#### What to do:
Gather up all lines that carry the word "PARA".

#### Information given:

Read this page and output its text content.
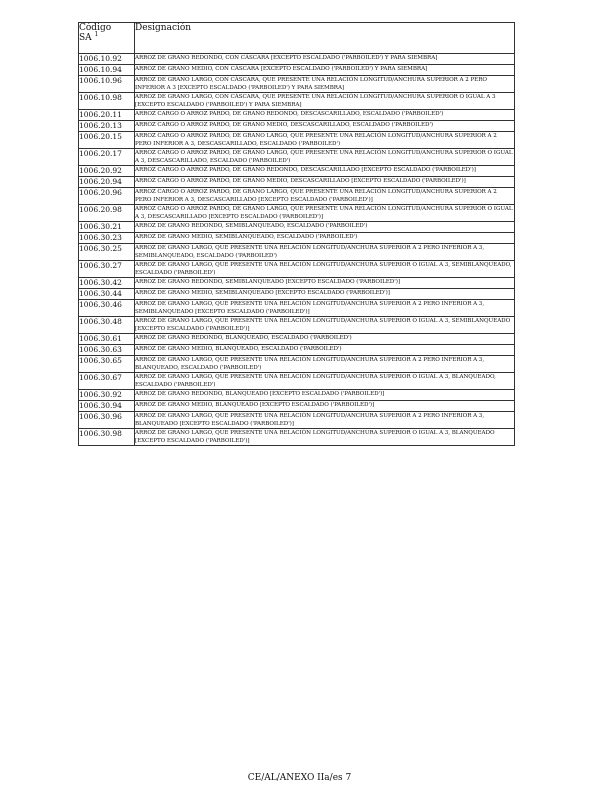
Código
SA $^1$	Designación
1006.10.92	ARROZ DE GRANO REDONDO, CON CÁSCARA [EXCEPTO ESCALDADO ('PARBOILED') Y PARA SIEMBRA]
1006.10.94	ARROZ DE GRANO MEDIO, CON CÁSCARA [EXCEPTO ESCALDADO ('PARBOILED') Y PARA SIEMBRA]
1006.10.96	ARROZ DE GRANO LARGO, CON CÁSCARA, QUE PRESENTE UNA RELACIÓN LONGITUD/ANCHURA SUPERIOR A 2 PERO INFERIOR A 3 [EXCEPTO ESCALDADO ('PARBOILED') Y PARA SIEMBRA]
1006.10.98	ARROZ DE GRANO LARGO, CON CÁSCARA, QUE PRESENTE UNA RELACIÓN LONGITUD/ANCHURA SUPERIOR O IGUAL A 3 [EXCEPTO ESCALDADO ('PARBOILED') Y PARA SIEMBRA]
1006.20.11	ARROZ CARGO O ARROZ PARDO, DE GRANO REDONDO, DESCASCARILLADO, ESCALDADO ('PARBOILED')
1006.20.13	ARROZ CARGO O ARROZ PARDO, DE GRANO MEDIO, DESCASCARILLADO, ESCALDADO ('PARBOILED')
1006.20.15	ARROZ CARGO O ARROZ PARDO, DE GRANO LARGO, QUE PRESENTE UNA RELACIÓN LONGITUD/ANCHURA SUPERIOR A 2 PERO INFERIOR A 3, DESCASCARILLADO, ESCALDADO ('PARBOILED')
1006.20.17	ARROZ CARGO O ARROZ PARDO, DE GRANO LARGO, QUE PRESENTE UNA RELACIÓN LONGITUD/ANCHURA SUPERIOR O IGUAL A 3, DESCASCARILLADO, ESCALDADO ('PARBOILED')
1006.20.92	ARROZ CARGO O ARROZ PARDO, DE GRANO REDONDO, DESCASCARILLADO [EXCEPTO ESCALDADO ('PARBOILED')]
1006.20.94	ARROZ CARGO O ARROZ PARDO, DE GRANO MEDIO, DESCASCARILLADO [EXCEPTO ESCALDADO ('PARBOILED')]
1006.20.96	ARROZ CARGO O ARROZ PARDO, DE GRANO LARGO, QUE PRESENTE UNA RELACIÓN LONGITUD/ANCHURA SUPERIOR A 2 PERO INFERIOR A 3, DESCASCARILLADO [EXCEPTO ESCALDADO ('PARBOILED')]
1006.20.98	ARROZ CARGO O ARROZ PARDO, DE GRANO LARGO, QUE PRESENTE UNA RELACIÓN LONGITUD/ANCHURA SUPERIOR O IGUAL A 3, DESCASCARILLADO [EXCEPTO ESCALDADO ('PARBOILED')]
1006.30.21	ARROZ DE GRANO REDONDO, SEMIBLANQUEADO, ESCALDADO ('PARBOILED')
1006.30.23	ARROZ DE GRANO MEDIO, SEMIBLANQUEADO, ESCALDADO ('PARBOILED')
1006.30.25	ARROZ DE GRANO LARGO, QUE PRESENTE UNA RELACIÓN LONGITUD/ANCHURA SUPERIOR A 2 PERO INFERIOR A 3, SEMIBLANQUEADO, ESCALDADO ('PARBOILED')
1006.30.27	ARROZ DE GRANO LARGO, QUE PRESENTE UNA RELACIÓN LONGITUD/ANCHURA SUPERIOR O IGUAL A 3, SEMIBLANQUEADO, ESCALDADO ('PARBOILED')
1006.30.42	ARROZ DE GRANO REDONDO, SEMIBLANQUEADO [EXCEPTO ESCALDADO ('PARBOILED')]
1006.30.44	ARROZ DE GRANO MEDIO, SEMIBLANQUEADO [EXCEPTO ESCALDADO ('PARBOILED')]
1006.30.46	ARROZ DE GRANO LARGO, QUE PRESENTE UNA RELACIÓN LONGITUD/ANCHURA SUPERIOR A 2 PERO INFERIOR A 3, SEMIBLANQUEADO [EXCEPTO ESCALDADO ('PARBOILED')]
1006.30.48	ARROZ DE GRANO LARGO, QUE PRESENTE UNA RELACIÓN LONGITUD/ANCHURA SUPERIOR O IGUAL A 3, SEMIBLANQUEADO [EXCEPTO ESCALDADO ('PARBOILED')]
1006.30.61	ARROZ DE GRANO REDONDO, BLANQUEADO, ESCALDADO ('PARBOILED')
1006.30.63	ARROZ DE GRANO MEDIO, BLANQUEADO, ESCALDADO ('PARBOILED')
1006.30.65	ARROZ DE GRANO LARGO, QUE PRESENTE UNA RELACIÓN LONGITUD/ANCHURA SUPERIOR A 2 PERO INFERIOR A 3, BLANQUEADO, ESCALDADO ('PARBOILED')
1006.30.67	ARROZ DE GRANO LARGO, QUE PRESENTE UNA RELACIÓN LONGITUD/ANCHURA SUPERIOR O IGUAL A 3, BLANQUEADO, ESCALDADO ('PARBOILED')
1006.30.92	ARROZ DE GRANO REDONDO, BLANQUEADO [EXCEPTO ESCALDADO ('PARBOILED')]
1006.30.94	ARROZ DE GRANO MEDIO, BLANQUEADO [EXCEPTO ESCALDADO ('PARBOILED')]
1006.30.96	ARROZ DE GRANO LARGO, QUE PRESENTE UNA RELACIÓN LONGITUD/ANCHURA SUPERIOR A 2 PERO INFERIOR A 3, BLANQUEADO [EXCEPTO ESCALDADO ('PARBOILED')]
1006.30.98	ARROZ DE GRANO LARGO, QUE PRESENTE UNA RELACIÓN LONGITUD/ANCHURA SUPERIOR O IGUAL A 3, BLANQUEADO [EXCEPTO ESCALDADO ('PARBOILED')]
CE/AL/ANEXO IIa/es 7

#### Answer to this task:
1006.10.92	ARROZ DE GRANO REDONDO, CON CÁSCARA [EXCEPTO ESCALDADO ('PARBOILED') Y PARA SIEMBRA]
1006.10.94	ARROZ DE GRANO MEDIO, CON CÁSCARA [EXCEPTO ESCALDADO ('PARBOILED') Y PARA SIEMBRA]
1006.10.96	ARROZ DE GRANO LARGO, CON CÁSCARA, QUE PRESENTE UNA RELACIÓN LONGITUD/ANCHURA SUPERIOR A 2 PERO INFERIOR A 3 [EXCEPTO ESCALDADO ('PARBOILED') Y PARA SIEMBRA]
1006.10.98	ARROZ DE GRANO LARGO, CON CÁSCARA, QUE PRESENTE UNA RELACIÓN LONGITUD/ANCHURA SUPERIOR O IGUAL A 3 [EXCEPTO ESCALDADO ('PARBOILED') Y PARA SIEMBRA]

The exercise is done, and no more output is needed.